Record set =>
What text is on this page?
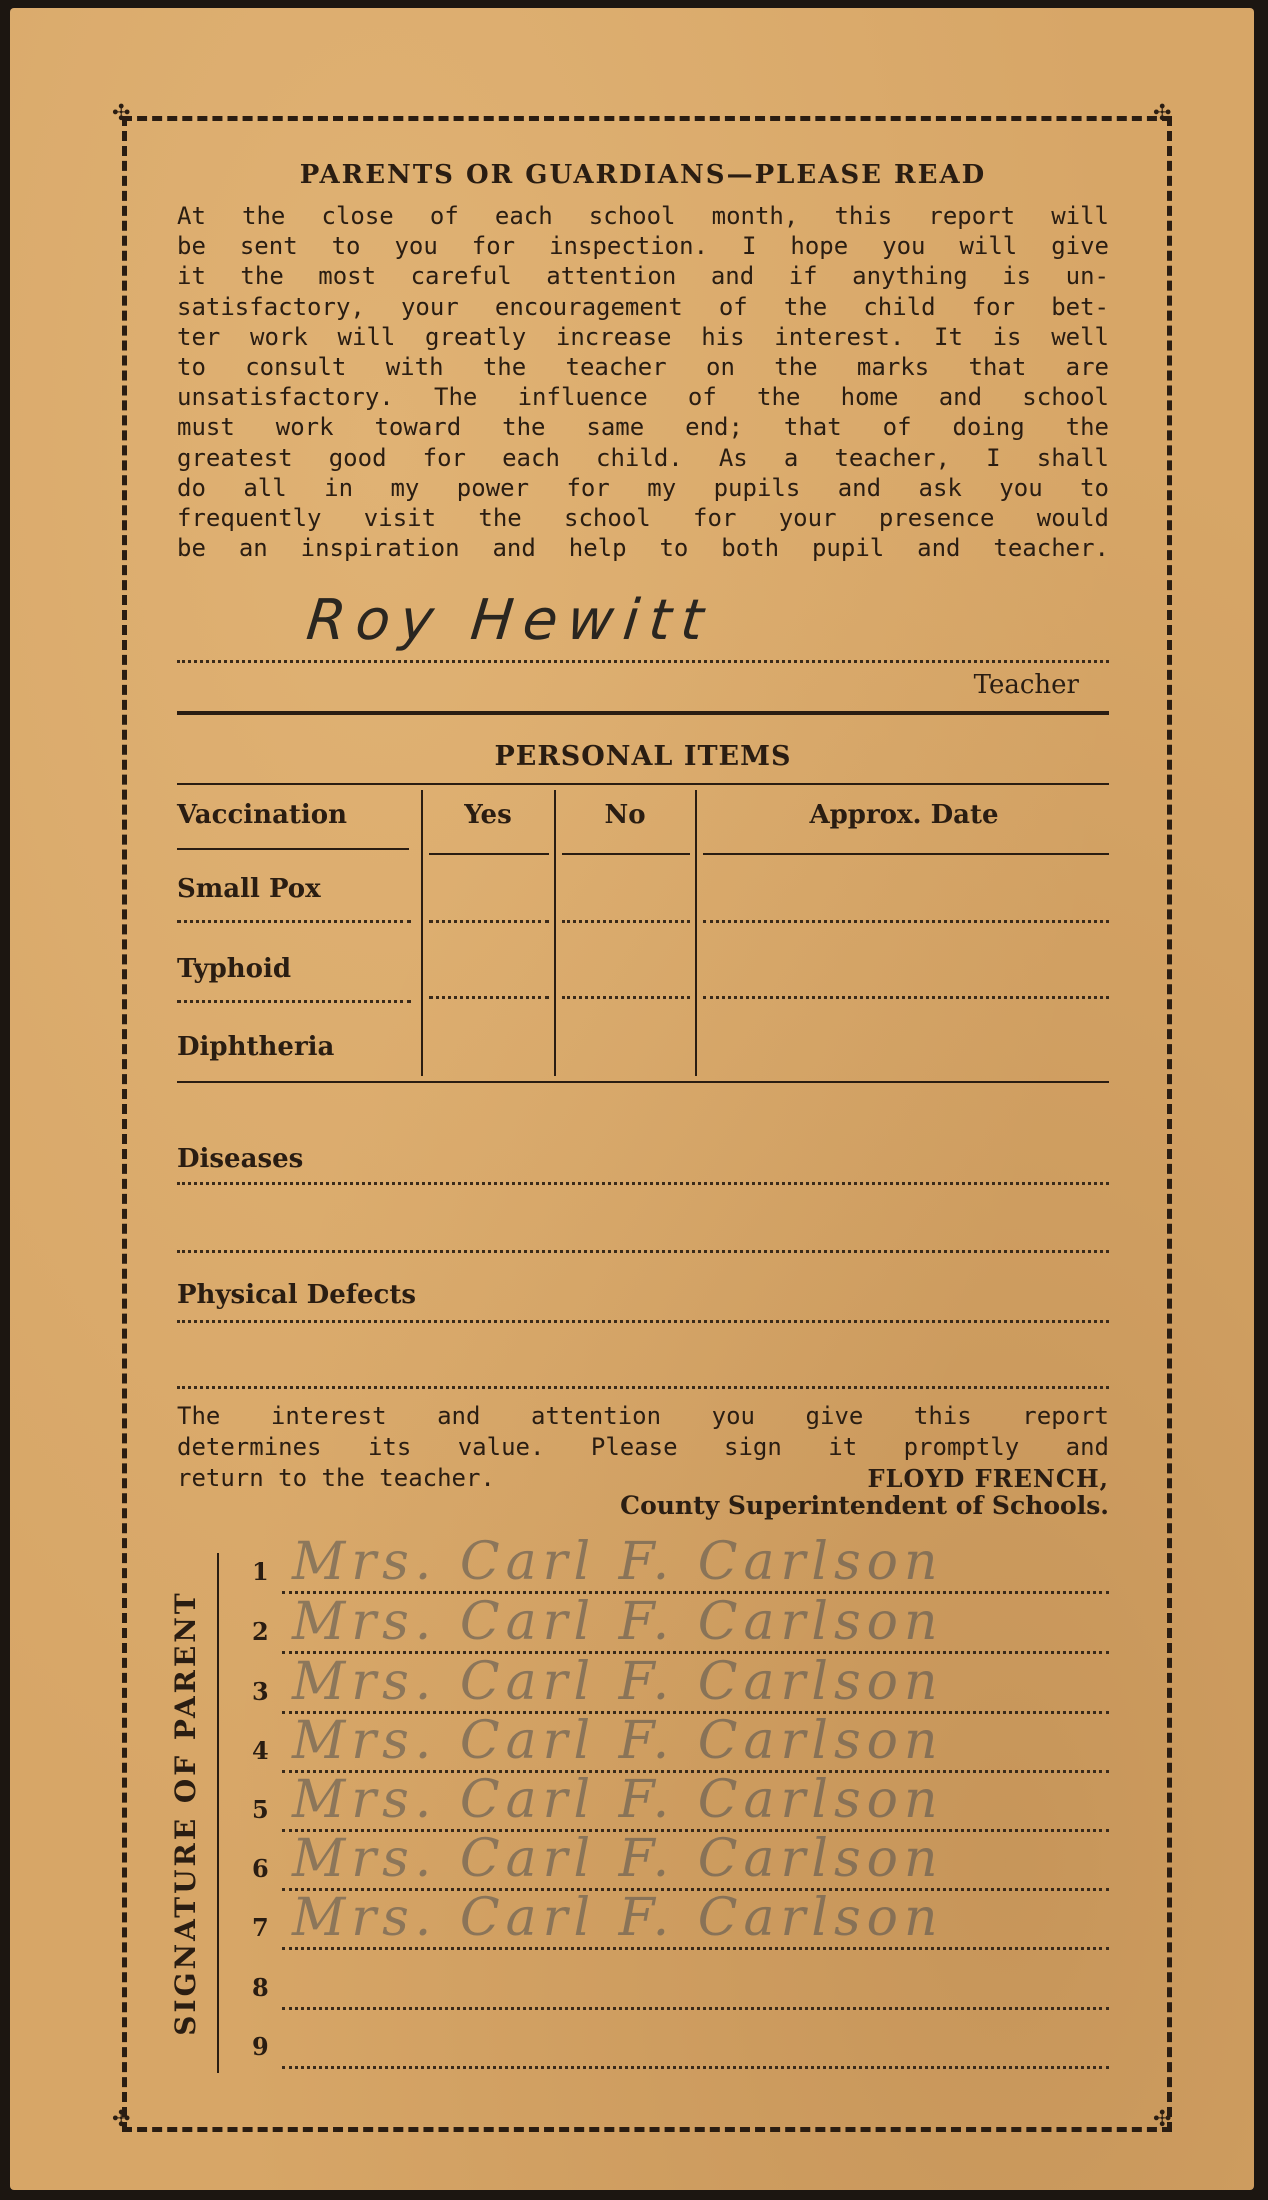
✣	✣
✣	✣
PARENTS OR GUARDIANS—PLEASE READ
At the close of each school month, this report will
be sent to you for inspection. I hope you will give
it the most careful attention and if anything is un-
satisfactory, your encouragement of the child for bet-
ter work will greatly increase his interest. It is well
to consult with the teacher on the marks that are
unsatisfactory. The influence of the home and school
must work toward the same end; that of doing the
greatest good for each child. As a teacher, I shall
do all in my power for my pupils and ask you to
frequently visit the school for your presence would
be an inspiration and help to both pupil and teacher.
Roy Hewitt
Teacher
PERSONAL ITEMS
Vaccination	Yes	No	Approx. Date
Small Pox
Typhoid
Diphtheria
Diseases
Physical Defects
The interest and attention you give this report
determines its value. Please sign it promptly and
return to the teacher.	FLOYD FRENCH,
County Superintendent of Schools.
SIGNATURE OF PARENT
1 Mrs. Carl F. Carlson
2 Mrs. Carl F. Carlson
3 Mrs. Carl F. Carlson
4 Mrs. Carl F. Carlson
5 Mrs. Carl F. Carlson
6 Mrs. Carl F. Carlson
7 Mrs. Carl F. Carlson
8
9
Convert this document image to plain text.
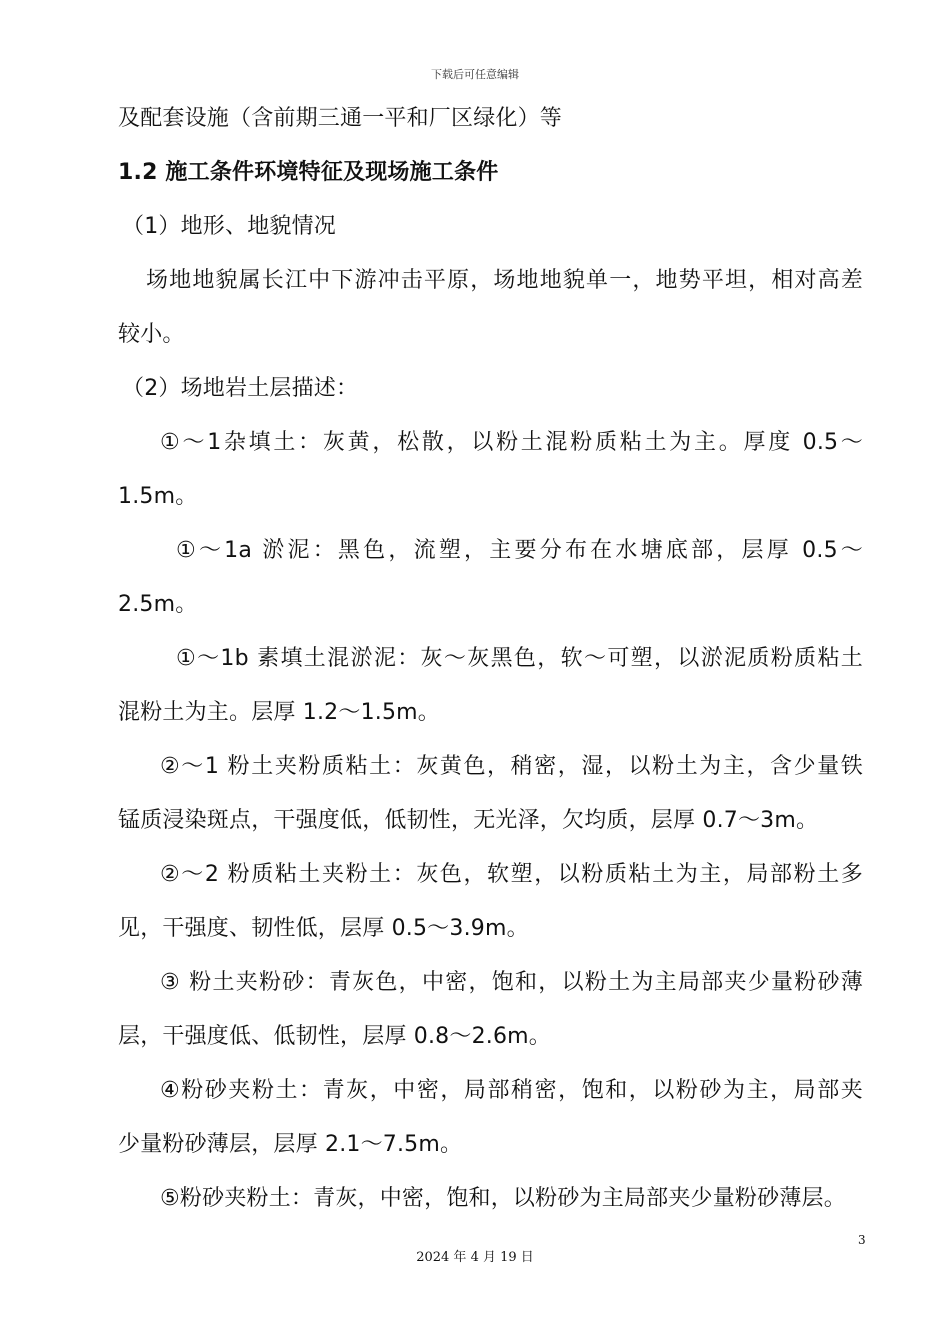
下载后可任意编辑
及配套设施（含前期三通一平和厂区绿化）等
1.2 施工条件环境特征及现场施工条件
（1）地形、地貌情况
场地地貌属长江中下游冲击平原，场地地貌单一，地势平坦，相对高差
较小。
（2）场地岩土层描述：
①～1杂填土：灰黄，松散，以粉土混粉质粘土为主。厚度 0.5～
1.5m。
①～1a 淤泥：黑色，流塑，主要分布在水塘底部，层厚 0.5～
2.5m。
①～1b 素填土混淤泥：灰～灰黑色，软～可塑，以淤泥质粉质粘土
混粉土为主。层厚 1.2～1.5m。
②～1 粉土夹粉质粘土：灰黄色，稍密，湿，以粉土为主，含少量铁
锰质浸染斑点，干强度低，低韧性，无光泽，欠均质，层厚 0.7～3m。
②～2 粉质粘土夹粉土：灰色，软塑，以粉质粘土为主，局部粉土多
见，干强度、韧性低，层厚 0.5～3.9m。
③ 粉土夹粉砂：青灰色，中密，饱和，以粉土为主局部夹少量粉砂薄
层，干强度低、低韧性，层厚 0.8～2.6m。
④粉砂夹粉土：青灰，中密，局部稍密，饱和，以粉砂为主，局部夹
少量粉砂薄层，层厚 2.1～7.5m。
⑤粉砂夹粉土：青灰，中密，饱和，以粉砂为主局部夹少量粉砂薄层。
3
2024 年 4 月 19 日
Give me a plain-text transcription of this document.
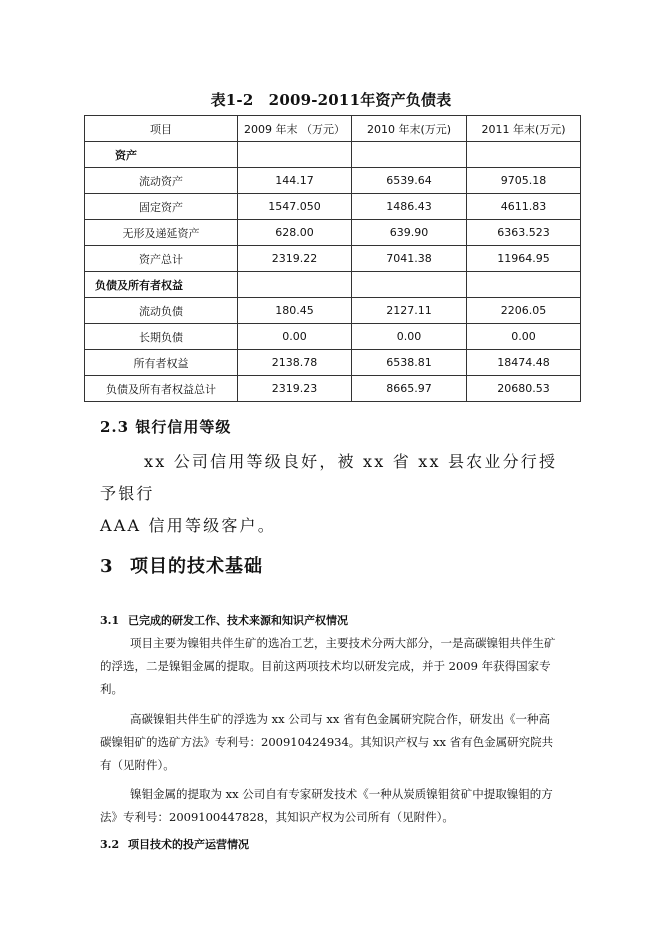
表1-2　2009-2011年资产负债表
项目	2009 年末 （万元）	2010 年末(万元)	2011 年末(万元)
资产			
流动资产	144.17	6539.64	9705.18
固定资产	1547.050	1486.43	4611.83
无形及递延资产	628.00	639.90	6363.523
资产总计	2319.22	7041.38	11964.95
负债及所有者权益			
流动负债	180.45	2127.11	2206.05
长期负债	0.00	0.00	0.00
所有者权益	2138.78	6538.81	18474.48
负债及所有者权益总计	2319.23	8665.97	20680.53
2.3 银行信用等级
xx 公司信用等级良好，被 xx 省 xx 县农业分行授予银行
AAA 信用等级客户。
3 项目的技术基础
3.1 已完成的研发工作、技术来源和知识产权情况
项目主要为镍钼共伴生矿的选冶工艺，主要技术分两大部分，一是高碳镍钼共伴生矿的浮选，二是镍钼金属的提取。目前这两项技术均以研发完成，并于 2009 年获得国家专利。
高碳镍钼共伴生矿的浮选为 xx 公司与 xx 省有色金属研究院合作，研发出《一种高碳镍钼矿的选矿方法》专利号：200910424934。其知识产权与 xx 省有色金属研究院共有（见附件）。
镍钼金属的提取为 xx 公司自有专家研发技术《一种从炭质镍钼贫矿中提取镍钼的方法》专利号：2009100447828，其知识产权为公司所有（见附件）。
3.2 项目技术的投产运营情况
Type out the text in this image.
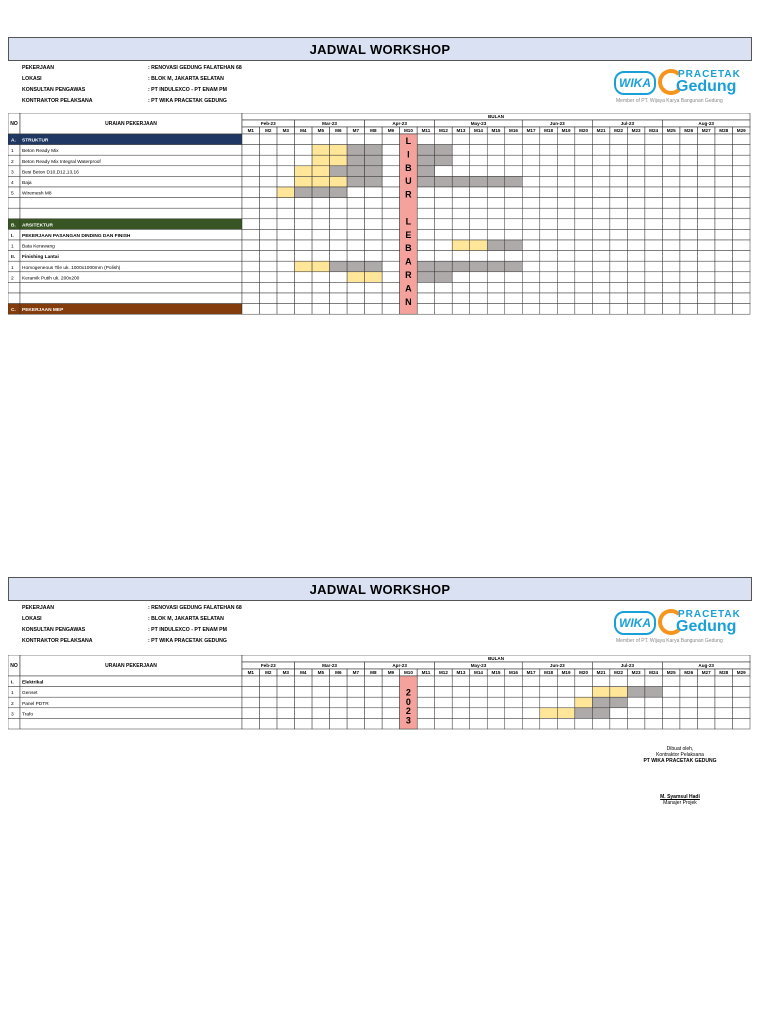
JADWAL WORKSHOP
PEKERJAAN	: RENOVASI GEDUNG FALATEHAN 68
LOKASI	: BLOK M, JAKARTA SELATAN
KONSULTAN PENGAWAS	: PT INDULEXCO - PT ENAM PM
KONTRAKTOR PELAKSANA	: PT WIKA PRACETAK GEDUNG
WIKA
PRACETAK
Gedung
Member of PT. Wijaya Karya Bangunan Gedung
NO	URAIAN PEKERJAAN
BULAN
Feb-23	Mar-23	Apr-23	May-23	Jun-23	Jul-23	Aug-23
M1 M2 M3 M4 M5 M6 M7 M8 M9 M10 M11 M12 M13 M14 M15 M16 M17 M18 M19 M20 M21 M22 M23 M24 M25 M26 M27 M28 M29
A. STRUKTUR
1 Beton Ready Mix
2 Beton Ready Mix Integral Waterproof
3 Besi Beton D10,D12,13,16
4 Baja
5 Wiremesh M8
B. ARSITEKTUR
I. PEKERJAAN PASANGAN DINDING DAN FINISH
1 Bata Kerawang
II. Finishing Lantai
1 Homogeneous Tile uk. 1000x1000mm (Polish)
2 Keramik Putih uk. 200x200
C. PEKERJAAN MEP
L
I
B
U
R
L
E
B
A
R
A
N
JADWAL WORKSHOP
PEKERJAAN	: RENOVASI GEDUNG FALATEHAN 68
LOKASI	: BLOK M, JAKARTA SELATAN
KONSULTAN PENGAWAS	: PT INDULEXCO - PT ENAM PM
KONTRAKTOR PELAKSANA	: PT WIKA PRACETAK GEDUNG
WIKA
PRACETAK
Gedung
Member of PT. Wijaya Karya Bangunan Gedung
NO	URAIAN PEKERJAAN
BULAN
Feb-23	Mar-23	Apr-23	May-23	Jun-23	Jul-23	Aug-23
M1 M2 M3 M4 M5 M6 M7 M8 M9 M10 M11 M12 M13 M14 M15 M16 M17 M18 M19 M20 M21 M22 M23 M24 M25 M26 M27 M28 M29
I. Elektrikal
1 Genset
2 Panel PDTR
3 Trafo
2
0
2
3
Dibuat oleh,
Kontraktor Pelaksana
PT WIKA PRACETAK GEDUNG
M. Syamsul Hadi
Manajer Projek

Aim of the task =>
Restate each entry word for word, leaving out any pictures.

Answer below =>
What text is on this page?
✣	✣
✣	✣
PARENTS OR GUARDIANS—PLEASE READ
At the close of each school month, this report will
be sent to you for inspection. I hope you will give
it the most careful attention and if anything is un-
satisfactory, your encouragement of the child for bet-
ter work will greatly increase his interest. It is well
to consult with the teacher on the marks that are
unsatisfactory. The influence of the home and school
must work toward the same end; that of doing the
greatest good for each child. As a teacher, I shall
do all in my power for my pupils and ask you to
frequently visit the school for your presence would
be an inspiration and help to both pupil and teacher.
Roy Hewitt
Teacher
PERSONAL ITEMS
Vaccination	Yes	No	Approx. Date
Small Pox
Typhoid
Diphtheria
Diseases
Physical Defects
The interest and attention you give this report
determines its value. Please sign it promptly and
return to the teacher.	FLOYD FRENCH,
County Superintendent of Schools.
SIGNATURE OF PARENT
1 Mrs. Carl F. Carlson
2 Mrs. Carl F. Carlson
3 Mrs. Carl F. Carlson
4 Mrs. Carl F. Carlson
5 Mrs. Carl F. Carlson
6 Mrs. Carl F. Carlson
7 Mrs. Carl F. Carlson
8
9
Convert this document image to plain text.
下载后可任意编辑
及配套设施（含前期三通一平和厂区绿化）等
1.2 施工条件环境特征及现场施工条件
（1）地形、地貌情况
场地地貌属长江中下游冲击平原，场地地貌单一，地势平坦，相对高差
较小。
（2）场地岩土层描述：
①～1杂填土：灰黄，松散，以粉土混粉质粘土为主。厚度 0.5～
1.5m。
①～1a 淤泥：黑色，流塑，主要分布在水塘底部，层厚 0.5～
2.5m。
①～1b 素填土混淤泥：灰～灰黑色，软～可塑，以淤泥质粉质粘土
混粉土为主。层厚 1.2～1.5m。
②～1 粉土夹粉质粘土：灰黄色，稍密，湿，以粉土为主，含少量铁
锰质浸染斑点，干强度低，低韧性，无光泽，欠均质，层厚 0.7～3m。
②～2 粉质粘土夹粉土：灰色，软塑，以粉质粘土为主，局部粉土多
见，干强度、韧性低，层厚 0.5～3.9m。
③ 粉土夹粉砂：青灰色，中密，饱和，以粉土为主局部夹少量粉砂薄
层，干强度低、低韧性，层厚 0.8～2.6m。
④粉砂夹粉土：青灰，中密，局部稍密，饱和，以粉砂为主，局部夹
少量粉砂薄层，层厚 2.1～7.5m。
⑤粉砂夹粉土：青灰，中密，饱和，以粉砂为主局部夹少量粉砂薄层。
3
2024 年 4 月 19 日
Give me a plain-text transcription of this document.
表1-2　2009-2011年资产负债表
项目	2009 年末 （万元）	2010 年末(万元)	2011 年末(万元)
资产			
流动资产	144.17	6539.64	9705.18
固定资产	1547.050	1486.43	4611.83
无形及递延资产	628.00	639.90	6363.523
资产总计	2319.22	7041.38	11964.95
负债及所有者权益			
流动负债	180.45	2127.11	2206.05
长期负债	0.00	0.00	0.00
所有者权益	2138.78	6538.81	18474.48
负债及所有者权益总计	2319.23	8665.97	20680.53
2.3 银行信用等级
xx 公司信用等级良好，被 xx 省 xx 县农业分行授予银行
AAA 信用等级客户。
3 项目的技术基础
3.1 已完成的研发工作、技术来源和知识产权情况
项目主要为镍钼共伴生矿的选冶工艺，主要技术分两大部分，一是高碳镍钼共伴生矿的浮选，二是镍钼金属的提取。目前这两项技术均以研发完成，并于 2009 年获得国家专利。
高碳镍钼共伴生矿的浮选为 xx 公司与 xx 省有色金属研究院合作，研发出《一种高碳镍钼矿的选矿方法》专利号：200910424934。其知识产权与 xx 省有色金属研究院共有（见附件）。
镍钼金属的提取为 xx 公司自有专家研发技术《一种从炭质镍钼贫矿中提取镍钼的方法》专利号：2009100447828，其知识产权为公司所有（见附件）。
3.2 项目技术的投产运营情况
Type out the text in this image.
JADWAL WORKSHOP
PEKERJAAN	: RENOVASI GEDUNG FALATEHAN 68
LOKASI	: BLOK M, JAKARTA SELATAN
KONSULTAN PENGAWAS	: PT INDULEXCO - PT ENAM PM
KONTRAKTOR PELAKSANA	: PT WIKA PRACETAK GEDUNG
WIKA
PRACETAK
Gedung
Member of PT. Wijaya Karya Bangunan Gedung
NO	URAIAN PEKERJAAN
BULAN
Feb-23	Mar-23	Apr-23	May-23	Jun-23	Jul-23	Aug-23
M1 M2 M3 M4 M5 M6 M7 M8 M9 M10 M11 M12 M13 M14 M15 M16 M17 M18 M19 M20 M21 M22 M23 M24 M25 M26 M27 M28 M29
A. STRUKTUR
1 Beton Ready Mix
2 Beton Ready Mix Integral Waterproof
3 Besi Beton D10,D12,13,16
4 Baja
5 Wiremesh M8
B. ARSITEKTUR
I. PEKERJAAN PASANGAN DINDING DAN FINISH
1 Bata Kerawang
II. Finishing Lantai
1 Homogeneous Tile uk. 1000x1000mm (Polish)
2 Keramik Putih uk. 200x200
C. PEKERJAAN MEP
L
I
B
U
R
L
E
B
A
R
A
N
JADWAL WORKSHOP
PEKERJAAN	: RENOVASI GEDUNG FALATEHAN 68
LOKASI	: BLOK M, JAKARTA SELATAN
KONSULTAN PENGAWAS	: PT INDULEXCO - PT ENAM PM
KONTRAKTOR PELAKSANA	: PT WIKA PRACETAK GEDUNG
WIKA
PRACETAK
Gedung
Member of PT. Wijaya Karya Bangunan Gedung
NO	URAIAN PEKERJAAN
BULAN
Feb-23	Mar-23	Apr-23	May-23	Jun-23	Jul-23	Aug-23
M1 M2 M3 M4 M5 M6 M7 M8 M9 M10 M11 M12 M13 M14 M15 M16 M17 M18 M19 M20 M21 M22 M23 M24 M25 M26 M27 M28 M29
I. Elektrikal
1 Genset
2 Panel PDTR
3 Trafo
2
0
2
3
Dibuat oleh,
Kontraktor Pelaksana
PT WIKA PRACETAK GEDUNG
M. Syamsul Hadi
Manajer Projek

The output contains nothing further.